*Objective*:
Can you transcribe the data exactly? Leave the pictures out.

[Dataset entries]
★ ★ ★ ★ ★

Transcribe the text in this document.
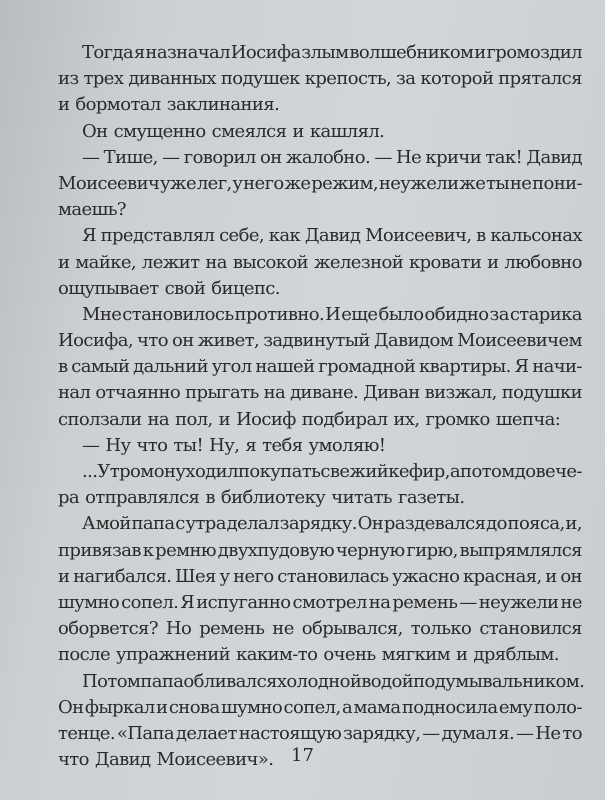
Тогда я назначал Иосифа злым волшебником и громоздил
из трех диванных подушек крепость, за которой прятался
и бормотал заклинания.
Он смущенно смеялся и кашлял.
— Тише, — говорил он жалобно. — Не кричи так! Давид
Моисеевич уже лег, у него же режим, неужели же ты не пони-
маешь?
Я представлял себе, как Давид Моисеевич, в кальсонах
и майке, лежит на высокой железной кровати и любовно
ощупывает свой бицепс.
Мне становилось противно. И еще было обидно за старика
Иосифа, что он живет, задвинутый Давидом Моисеевичем
в самый дальний угол нашей громадной квартиры. Я начи-
нал отчаянно прыгать на диване. Диван визжал, подушки
сползали на пол, и Иосиф подбирал их, громко шепча:
— Ну что ты! Ну, я тебя умоляю!
...Утром он уходил покупать свежий кефир, а потом до вече-
ра отправлялся в библиотеку читать газеты.
А мой папа с утра делал зарядку. Он раздевался до пояса, и,
привязав к ремню двухпудовую черную гирю, выпрямлялся
и нагибался. Шея у него становилась ужасно красная, и он
шумно сопел. Я испуганно смотрел на ремень — неужели не
оборвется? Но ремень не обрывался, только становился
после упражнений каким-то очень мягким и дряблым.
Потом папа обливался холодной водой под умывальником.
Он фыркал и снова шумно сопел, а мама подносила ему поло-
тенце. «Папа делает настоящую зарядку, — думал я. — Не то
что Давид Моисеевич». 17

★ ★ ★ ★ ★

*Answer to the task*:
Transcribe the text in this document.
Тогда я назначал Иосифа злым волшебником и громоздил
из трех диванных подушек крепость, за которой прятался
и бормотал заклинания.
Он смущенно смеялся и кашлял.
— Тише, — говорил он жалобно. — Не кричи так! Давид
Моисеевич уже лег, у него же режим, неужели же ты не пони-
маешь?
Я представлял себе, как Давид Моисеевич, в кальсонах
и майке, лежит на высокой железной кровати и любовно
ощупывает свой бицепс.
Мне становилось противно. И еще было обидно за старика
Иосифа, что он живет, задвинутый Давидом Моисеевичем
в самый дальний угол нашей громадной квартиры. Я начи-
нал отчаянно прыгать на диване. Диван визжал, подушки
сползали на пол, и Иосиф подбирал их, громко шепча:
— Ну что ты! Ну, я тебя умоляю!
...Утром он уходил покупать свежий кефир, а потом до вече-
ра отправлялся в библиотеку читать газеты.
А мой папа с утра делал зарядку. Он раздевался до пояса, и,
привязав к ремню двухпудовую черную гирю, выпрямлялся
и нагибался. Шея у него становилась ужасно красная, и он
шумно сопел. Я испуганно смотрел на ремень — неужели не
оборвется? Но ремень не обрывался, только становился
после упражнений каким-то очень мягким и дряблым.
Потом папа обливался холодной водой под умывальником.
Он фыркал и снова шумно сопел, а мама подносила ему поло-
тенце. «Папа делает настоящую зарядку, — думал я. — Не то
что Давид Моисеевич». 17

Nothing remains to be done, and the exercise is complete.